## Problem statement
Your task is to filter the data below down to the lines holding "title".

## Data supplied

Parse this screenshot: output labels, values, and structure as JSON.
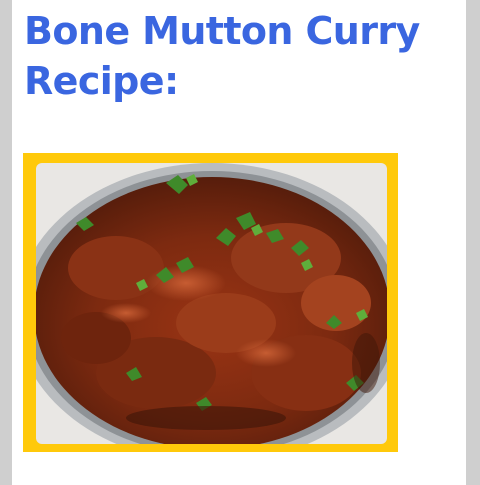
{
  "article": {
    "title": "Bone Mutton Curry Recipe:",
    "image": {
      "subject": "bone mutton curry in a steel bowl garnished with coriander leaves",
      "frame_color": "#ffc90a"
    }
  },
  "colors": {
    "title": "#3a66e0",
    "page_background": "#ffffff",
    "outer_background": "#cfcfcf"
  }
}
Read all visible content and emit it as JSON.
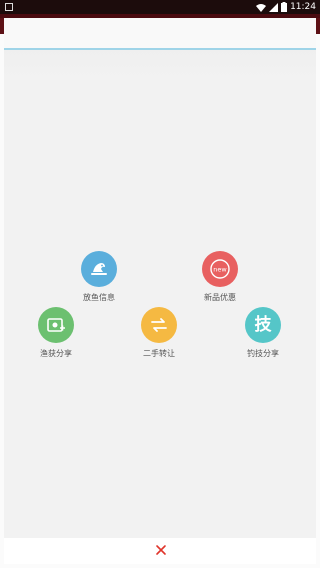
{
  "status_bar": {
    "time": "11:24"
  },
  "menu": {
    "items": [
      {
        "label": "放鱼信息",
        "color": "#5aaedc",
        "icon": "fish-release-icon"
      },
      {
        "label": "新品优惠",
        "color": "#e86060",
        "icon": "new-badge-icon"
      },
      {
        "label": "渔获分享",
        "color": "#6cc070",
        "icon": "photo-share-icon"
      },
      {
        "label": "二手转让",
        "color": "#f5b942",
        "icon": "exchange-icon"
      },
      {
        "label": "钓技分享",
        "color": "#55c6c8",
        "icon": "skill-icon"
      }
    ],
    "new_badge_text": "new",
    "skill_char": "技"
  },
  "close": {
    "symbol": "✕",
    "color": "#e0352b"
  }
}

## Solution
    "title": "Bone Mutton Curry Recipe:",
    "title": "#3a66e0",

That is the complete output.